**The data**

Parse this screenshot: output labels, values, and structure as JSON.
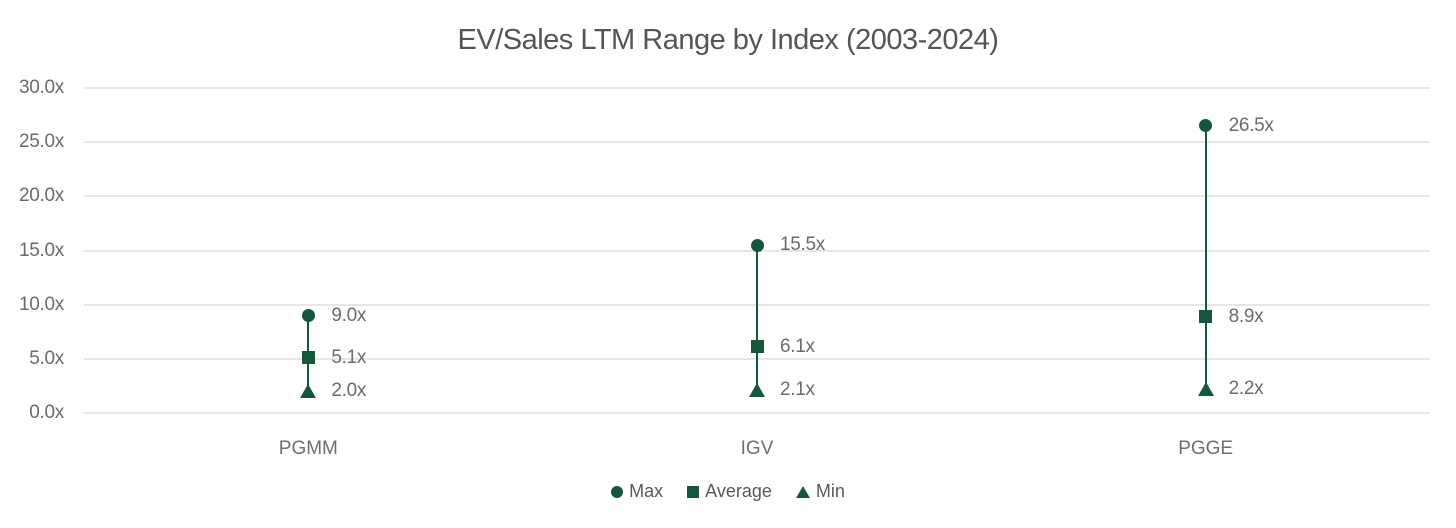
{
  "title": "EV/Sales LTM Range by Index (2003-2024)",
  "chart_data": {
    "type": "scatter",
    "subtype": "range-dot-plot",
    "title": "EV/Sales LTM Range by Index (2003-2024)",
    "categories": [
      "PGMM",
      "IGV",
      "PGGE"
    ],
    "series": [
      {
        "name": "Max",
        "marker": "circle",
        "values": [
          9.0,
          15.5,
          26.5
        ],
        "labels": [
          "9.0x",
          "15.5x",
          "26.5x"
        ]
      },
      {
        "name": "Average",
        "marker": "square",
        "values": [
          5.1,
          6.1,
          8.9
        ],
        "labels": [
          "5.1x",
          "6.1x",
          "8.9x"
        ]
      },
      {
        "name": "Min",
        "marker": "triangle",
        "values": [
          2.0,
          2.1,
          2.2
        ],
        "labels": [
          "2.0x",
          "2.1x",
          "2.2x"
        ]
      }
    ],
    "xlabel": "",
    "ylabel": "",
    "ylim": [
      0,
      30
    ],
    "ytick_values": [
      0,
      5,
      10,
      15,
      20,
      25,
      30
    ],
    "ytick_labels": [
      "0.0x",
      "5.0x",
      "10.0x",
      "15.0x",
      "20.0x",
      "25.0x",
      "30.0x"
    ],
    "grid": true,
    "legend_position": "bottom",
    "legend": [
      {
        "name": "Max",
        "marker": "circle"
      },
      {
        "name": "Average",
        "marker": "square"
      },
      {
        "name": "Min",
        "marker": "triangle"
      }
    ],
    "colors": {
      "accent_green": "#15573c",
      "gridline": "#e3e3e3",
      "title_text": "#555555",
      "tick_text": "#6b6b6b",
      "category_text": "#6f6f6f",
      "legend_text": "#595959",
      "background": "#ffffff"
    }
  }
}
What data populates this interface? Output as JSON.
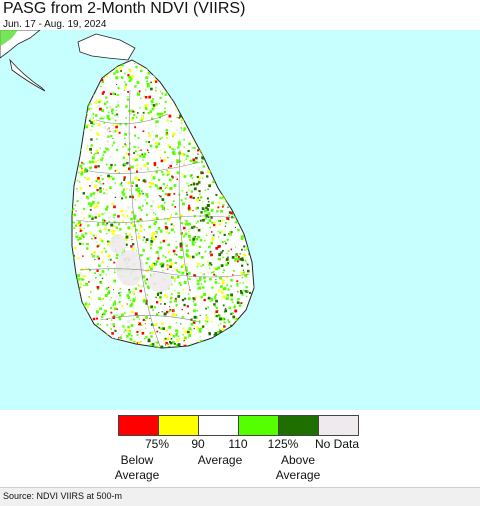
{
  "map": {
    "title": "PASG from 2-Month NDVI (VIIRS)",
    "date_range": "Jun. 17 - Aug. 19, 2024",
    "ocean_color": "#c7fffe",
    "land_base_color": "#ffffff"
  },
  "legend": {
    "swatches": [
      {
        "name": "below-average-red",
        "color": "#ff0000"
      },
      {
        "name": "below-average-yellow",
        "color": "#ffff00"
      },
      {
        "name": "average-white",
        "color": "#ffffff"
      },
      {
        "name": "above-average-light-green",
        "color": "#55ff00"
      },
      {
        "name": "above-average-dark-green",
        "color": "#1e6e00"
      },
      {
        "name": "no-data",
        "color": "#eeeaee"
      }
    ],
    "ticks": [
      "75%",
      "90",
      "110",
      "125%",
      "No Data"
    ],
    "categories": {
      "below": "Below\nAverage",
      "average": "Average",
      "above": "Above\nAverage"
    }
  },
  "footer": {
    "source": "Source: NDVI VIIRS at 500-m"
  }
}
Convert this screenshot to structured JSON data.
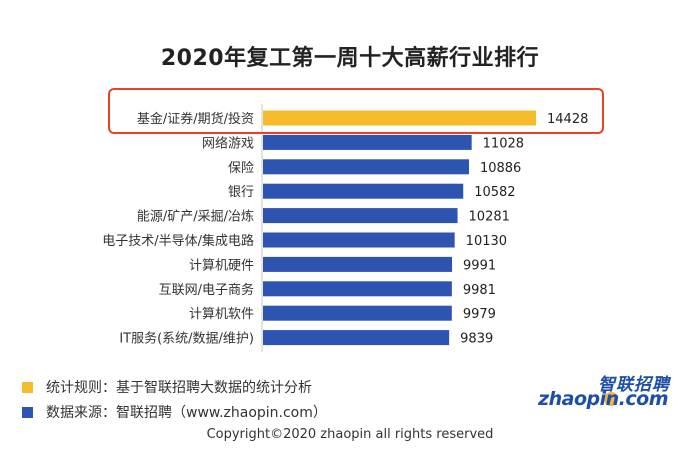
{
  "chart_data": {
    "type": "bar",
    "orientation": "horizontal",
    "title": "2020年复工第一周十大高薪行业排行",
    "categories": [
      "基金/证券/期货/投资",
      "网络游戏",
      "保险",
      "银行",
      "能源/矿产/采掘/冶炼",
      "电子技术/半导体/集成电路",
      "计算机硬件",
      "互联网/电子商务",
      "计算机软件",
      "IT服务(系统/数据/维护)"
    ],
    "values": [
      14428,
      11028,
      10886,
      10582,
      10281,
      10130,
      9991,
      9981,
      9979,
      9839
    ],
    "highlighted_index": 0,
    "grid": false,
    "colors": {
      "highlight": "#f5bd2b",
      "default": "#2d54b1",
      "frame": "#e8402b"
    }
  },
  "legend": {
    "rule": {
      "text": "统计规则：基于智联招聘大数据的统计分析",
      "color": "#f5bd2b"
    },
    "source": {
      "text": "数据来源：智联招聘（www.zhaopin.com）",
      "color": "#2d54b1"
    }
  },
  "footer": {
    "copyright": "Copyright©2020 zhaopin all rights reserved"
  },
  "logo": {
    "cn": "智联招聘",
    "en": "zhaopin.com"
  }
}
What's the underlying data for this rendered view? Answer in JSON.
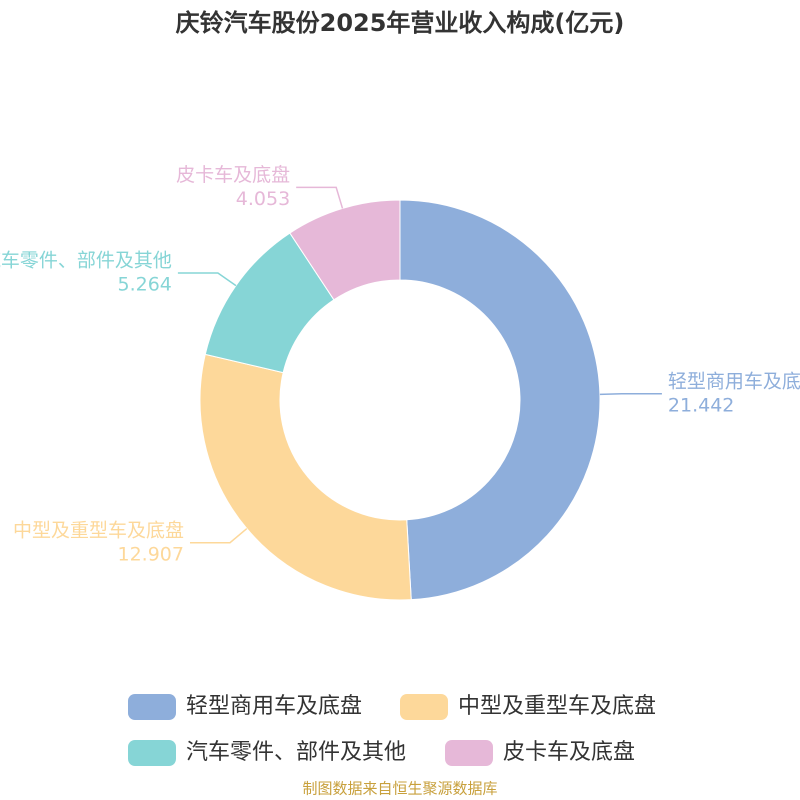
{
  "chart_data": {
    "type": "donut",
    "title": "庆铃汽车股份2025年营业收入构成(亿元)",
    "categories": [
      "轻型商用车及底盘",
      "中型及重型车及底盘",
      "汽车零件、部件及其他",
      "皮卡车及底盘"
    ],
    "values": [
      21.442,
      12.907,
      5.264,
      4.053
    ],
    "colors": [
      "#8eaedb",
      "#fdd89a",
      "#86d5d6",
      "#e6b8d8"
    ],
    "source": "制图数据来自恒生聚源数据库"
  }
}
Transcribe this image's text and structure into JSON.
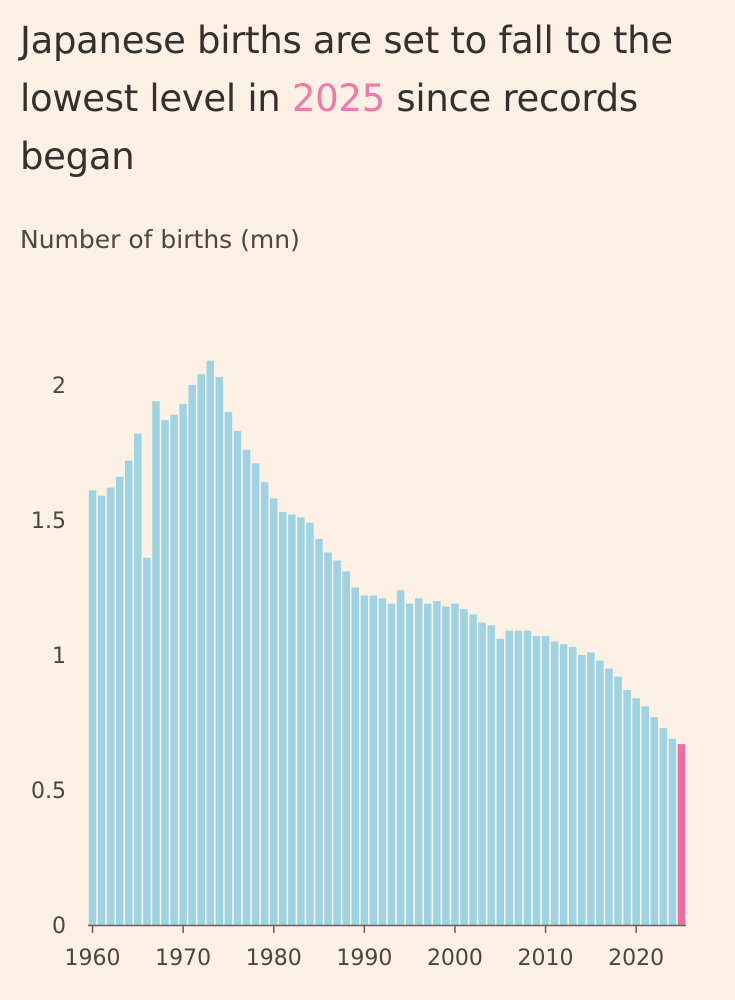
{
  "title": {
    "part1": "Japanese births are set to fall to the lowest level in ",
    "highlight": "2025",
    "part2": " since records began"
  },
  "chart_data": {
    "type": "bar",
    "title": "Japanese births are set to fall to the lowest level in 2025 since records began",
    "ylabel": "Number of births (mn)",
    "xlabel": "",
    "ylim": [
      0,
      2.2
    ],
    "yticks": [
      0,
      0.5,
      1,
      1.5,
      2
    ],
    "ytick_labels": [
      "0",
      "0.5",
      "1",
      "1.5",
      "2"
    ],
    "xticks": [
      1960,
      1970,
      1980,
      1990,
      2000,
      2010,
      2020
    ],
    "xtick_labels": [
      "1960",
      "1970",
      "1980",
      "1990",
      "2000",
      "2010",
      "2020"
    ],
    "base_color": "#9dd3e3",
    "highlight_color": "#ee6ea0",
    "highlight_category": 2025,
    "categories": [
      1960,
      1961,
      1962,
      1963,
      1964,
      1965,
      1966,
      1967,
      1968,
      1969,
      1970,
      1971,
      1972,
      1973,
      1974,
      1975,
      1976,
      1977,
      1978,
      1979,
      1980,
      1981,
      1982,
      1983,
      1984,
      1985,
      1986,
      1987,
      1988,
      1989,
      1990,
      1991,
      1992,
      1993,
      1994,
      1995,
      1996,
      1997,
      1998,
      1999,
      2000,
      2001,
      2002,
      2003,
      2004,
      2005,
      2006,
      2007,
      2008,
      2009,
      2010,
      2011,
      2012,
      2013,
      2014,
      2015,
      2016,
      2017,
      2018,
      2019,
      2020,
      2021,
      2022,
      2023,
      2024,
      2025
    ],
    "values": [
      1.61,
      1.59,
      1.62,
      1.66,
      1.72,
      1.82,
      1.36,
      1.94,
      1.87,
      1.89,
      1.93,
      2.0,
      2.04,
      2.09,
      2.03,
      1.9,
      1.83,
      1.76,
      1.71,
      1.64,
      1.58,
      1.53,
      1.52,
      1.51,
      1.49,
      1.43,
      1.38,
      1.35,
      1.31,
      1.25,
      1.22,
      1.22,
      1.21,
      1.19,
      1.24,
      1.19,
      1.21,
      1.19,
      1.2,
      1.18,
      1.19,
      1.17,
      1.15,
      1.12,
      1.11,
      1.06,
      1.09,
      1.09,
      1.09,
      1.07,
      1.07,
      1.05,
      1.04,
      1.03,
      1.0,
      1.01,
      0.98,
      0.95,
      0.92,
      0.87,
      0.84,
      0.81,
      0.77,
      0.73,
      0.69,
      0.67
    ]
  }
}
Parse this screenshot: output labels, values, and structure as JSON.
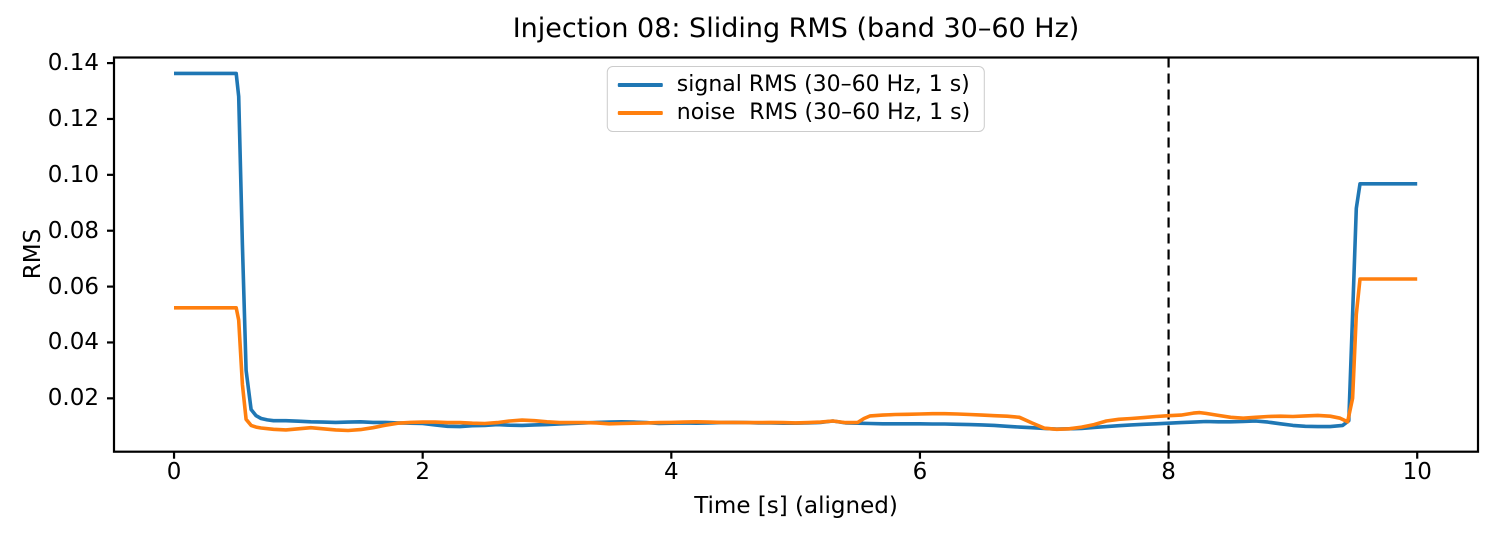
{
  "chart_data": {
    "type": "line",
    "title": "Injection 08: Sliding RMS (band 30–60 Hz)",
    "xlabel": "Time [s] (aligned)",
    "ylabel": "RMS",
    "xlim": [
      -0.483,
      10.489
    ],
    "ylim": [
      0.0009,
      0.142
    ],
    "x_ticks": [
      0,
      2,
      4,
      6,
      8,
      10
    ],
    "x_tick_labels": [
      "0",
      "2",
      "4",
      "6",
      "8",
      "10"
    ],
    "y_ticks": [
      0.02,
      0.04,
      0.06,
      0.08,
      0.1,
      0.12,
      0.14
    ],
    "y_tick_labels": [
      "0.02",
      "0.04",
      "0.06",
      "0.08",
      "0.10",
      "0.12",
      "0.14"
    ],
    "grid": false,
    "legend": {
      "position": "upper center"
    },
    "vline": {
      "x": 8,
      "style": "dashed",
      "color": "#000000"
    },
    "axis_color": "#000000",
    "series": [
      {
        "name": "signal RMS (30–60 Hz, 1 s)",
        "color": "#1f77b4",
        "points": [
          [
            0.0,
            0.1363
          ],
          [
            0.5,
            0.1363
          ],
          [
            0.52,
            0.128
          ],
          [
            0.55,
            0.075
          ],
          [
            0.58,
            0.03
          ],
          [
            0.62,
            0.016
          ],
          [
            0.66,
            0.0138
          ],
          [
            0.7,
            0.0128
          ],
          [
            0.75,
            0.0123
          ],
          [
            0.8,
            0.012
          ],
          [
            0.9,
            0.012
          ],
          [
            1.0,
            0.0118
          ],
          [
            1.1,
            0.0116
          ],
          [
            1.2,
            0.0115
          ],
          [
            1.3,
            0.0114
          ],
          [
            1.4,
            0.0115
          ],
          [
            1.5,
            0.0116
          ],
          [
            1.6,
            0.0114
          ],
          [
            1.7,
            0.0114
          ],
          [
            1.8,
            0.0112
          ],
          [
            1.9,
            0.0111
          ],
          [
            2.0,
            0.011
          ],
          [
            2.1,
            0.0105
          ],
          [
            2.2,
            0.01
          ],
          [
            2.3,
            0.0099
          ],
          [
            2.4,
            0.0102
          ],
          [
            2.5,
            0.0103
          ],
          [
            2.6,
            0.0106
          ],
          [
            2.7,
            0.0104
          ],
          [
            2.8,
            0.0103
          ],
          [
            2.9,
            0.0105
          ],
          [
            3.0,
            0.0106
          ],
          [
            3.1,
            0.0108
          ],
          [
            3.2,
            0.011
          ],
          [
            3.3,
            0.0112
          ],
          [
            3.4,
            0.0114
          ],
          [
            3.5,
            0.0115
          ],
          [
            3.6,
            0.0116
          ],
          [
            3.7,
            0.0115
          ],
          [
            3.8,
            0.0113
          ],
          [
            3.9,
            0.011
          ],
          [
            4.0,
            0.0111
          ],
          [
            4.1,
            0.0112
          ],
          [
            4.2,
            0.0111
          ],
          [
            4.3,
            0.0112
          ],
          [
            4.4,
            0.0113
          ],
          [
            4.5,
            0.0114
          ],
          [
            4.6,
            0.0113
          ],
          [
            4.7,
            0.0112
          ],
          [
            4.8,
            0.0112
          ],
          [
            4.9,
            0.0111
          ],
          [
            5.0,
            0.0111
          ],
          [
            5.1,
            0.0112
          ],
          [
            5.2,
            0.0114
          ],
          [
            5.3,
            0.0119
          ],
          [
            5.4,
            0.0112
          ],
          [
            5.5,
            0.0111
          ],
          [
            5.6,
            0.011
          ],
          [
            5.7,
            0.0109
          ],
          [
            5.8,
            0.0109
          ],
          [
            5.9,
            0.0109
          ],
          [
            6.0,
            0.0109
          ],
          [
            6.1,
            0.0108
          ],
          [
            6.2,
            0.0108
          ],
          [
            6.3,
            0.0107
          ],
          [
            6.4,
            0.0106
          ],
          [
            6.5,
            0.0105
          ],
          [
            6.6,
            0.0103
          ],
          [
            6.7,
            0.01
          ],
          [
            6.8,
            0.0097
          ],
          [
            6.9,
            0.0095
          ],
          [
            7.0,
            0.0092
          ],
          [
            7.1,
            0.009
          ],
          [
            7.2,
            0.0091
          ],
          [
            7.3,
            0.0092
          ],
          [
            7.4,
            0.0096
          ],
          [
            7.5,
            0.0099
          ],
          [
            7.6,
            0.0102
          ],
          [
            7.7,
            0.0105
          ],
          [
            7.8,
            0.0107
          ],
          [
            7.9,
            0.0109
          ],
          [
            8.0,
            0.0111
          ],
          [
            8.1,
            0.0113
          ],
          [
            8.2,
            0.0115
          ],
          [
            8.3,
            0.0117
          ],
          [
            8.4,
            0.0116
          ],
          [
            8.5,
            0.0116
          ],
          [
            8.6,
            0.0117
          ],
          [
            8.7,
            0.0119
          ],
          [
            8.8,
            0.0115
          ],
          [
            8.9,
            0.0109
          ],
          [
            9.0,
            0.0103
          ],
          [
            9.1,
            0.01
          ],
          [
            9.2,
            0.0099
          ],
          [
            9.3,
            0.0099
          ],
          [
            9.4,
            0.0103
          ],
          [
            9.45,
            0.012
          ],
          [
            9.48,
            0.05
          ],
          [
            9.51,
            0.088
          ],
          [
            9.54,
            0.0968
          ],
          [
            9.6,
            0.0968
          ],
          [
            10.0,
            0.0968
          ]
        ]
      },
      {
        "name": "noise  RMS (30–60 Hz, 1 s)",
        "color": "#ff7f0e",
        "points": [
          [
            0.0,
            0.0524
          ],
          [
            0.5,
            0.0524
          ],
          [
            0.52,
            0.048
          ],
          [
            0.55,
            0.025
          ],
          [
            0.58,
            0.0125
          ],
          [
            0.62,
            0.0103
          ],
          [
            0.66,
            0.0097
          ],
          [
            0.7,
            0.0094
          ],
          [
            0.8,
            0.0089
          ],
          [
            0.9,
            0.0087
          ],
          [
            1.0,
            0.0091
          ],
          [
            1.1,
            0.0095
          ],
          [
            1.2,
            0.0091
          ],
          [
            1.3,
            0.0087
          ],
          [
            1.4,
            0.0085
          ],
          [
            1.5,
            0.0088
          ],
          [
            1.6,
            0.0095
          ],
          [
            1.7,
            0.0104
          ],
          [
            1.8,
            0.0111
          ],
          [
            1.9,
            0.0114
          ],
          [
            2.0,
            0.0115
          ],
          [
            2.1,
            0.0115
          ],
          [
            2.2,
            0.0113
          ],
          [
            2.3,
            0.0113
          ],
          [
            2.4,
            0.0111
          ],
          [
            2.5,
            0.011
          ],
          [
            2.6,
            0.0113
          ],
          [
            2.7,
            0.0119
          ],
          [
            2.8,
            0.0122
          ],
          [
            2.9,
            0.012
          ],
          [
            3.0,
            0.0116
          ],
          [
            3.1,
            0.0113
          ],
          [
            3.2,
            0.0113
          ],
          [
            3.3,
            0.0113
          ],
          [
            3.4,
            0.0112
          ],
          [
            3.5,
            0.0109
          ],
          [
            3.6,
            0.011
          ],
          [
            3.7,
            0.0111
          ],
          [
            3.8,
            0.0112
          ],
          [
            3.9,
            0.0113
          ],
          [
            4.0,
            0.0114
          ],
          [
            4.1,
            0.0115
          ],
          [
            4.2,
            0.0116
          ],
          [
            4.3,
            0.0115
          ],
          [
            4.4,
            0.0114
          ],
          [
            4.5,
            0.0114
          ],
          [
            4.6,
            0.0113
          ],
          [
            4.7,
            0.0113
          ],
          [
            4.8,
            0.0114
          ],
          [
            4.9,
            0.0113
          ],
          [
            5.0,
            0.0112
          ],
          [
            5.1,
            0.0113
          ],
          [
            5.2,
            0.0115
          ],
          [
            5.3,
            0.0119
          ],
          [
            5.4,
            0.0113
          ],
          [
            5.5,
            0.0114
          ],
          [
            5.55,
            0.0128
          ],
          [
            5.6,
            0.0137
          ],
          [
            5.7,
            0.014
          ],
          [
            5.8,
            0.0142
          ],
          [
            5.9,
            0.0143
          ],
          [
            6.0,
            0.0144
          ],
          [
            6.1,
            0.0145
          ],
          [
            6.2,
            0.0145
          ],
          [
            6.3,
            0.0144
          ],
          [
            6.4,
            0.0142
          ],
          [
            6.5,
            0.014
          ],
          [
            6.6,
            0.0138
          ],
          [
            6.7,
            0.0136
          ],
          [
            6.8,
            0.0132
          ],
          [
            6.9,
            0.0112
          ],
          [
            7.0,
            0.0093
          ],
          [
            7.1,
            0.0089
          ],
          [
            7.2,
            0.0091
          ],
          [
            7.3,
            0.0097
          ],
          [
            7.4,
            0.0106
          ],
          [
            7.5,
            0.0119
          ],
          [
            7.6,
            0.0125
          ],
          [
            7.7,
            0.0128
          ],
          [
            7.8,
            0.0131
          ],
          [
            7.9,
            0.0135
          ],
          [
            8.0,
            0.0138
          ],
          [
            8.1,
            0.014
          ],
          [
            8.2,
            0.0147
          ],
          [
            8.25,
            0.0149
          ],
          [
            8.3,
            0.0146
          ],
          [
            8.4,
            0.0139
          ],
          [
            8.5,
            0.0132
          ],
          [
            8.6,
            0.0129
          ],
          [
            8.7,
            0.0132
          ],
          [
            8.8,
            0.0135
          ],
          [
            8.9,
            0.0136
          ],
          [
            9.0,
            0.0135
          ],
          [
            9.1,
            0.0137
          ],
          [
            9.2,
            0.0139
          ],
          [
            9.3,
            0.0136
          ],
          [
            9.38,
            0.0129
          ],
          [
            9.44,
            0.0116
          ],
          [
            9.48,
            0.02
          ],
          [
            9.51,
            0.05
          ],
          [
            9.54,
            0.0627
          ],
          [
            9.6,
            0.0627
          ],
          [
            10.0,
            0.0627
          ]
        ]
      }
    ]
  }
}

**Directive**
Give the number of lines in the records above that contain the word "this". Reply with that number alone.

**Written solution**
6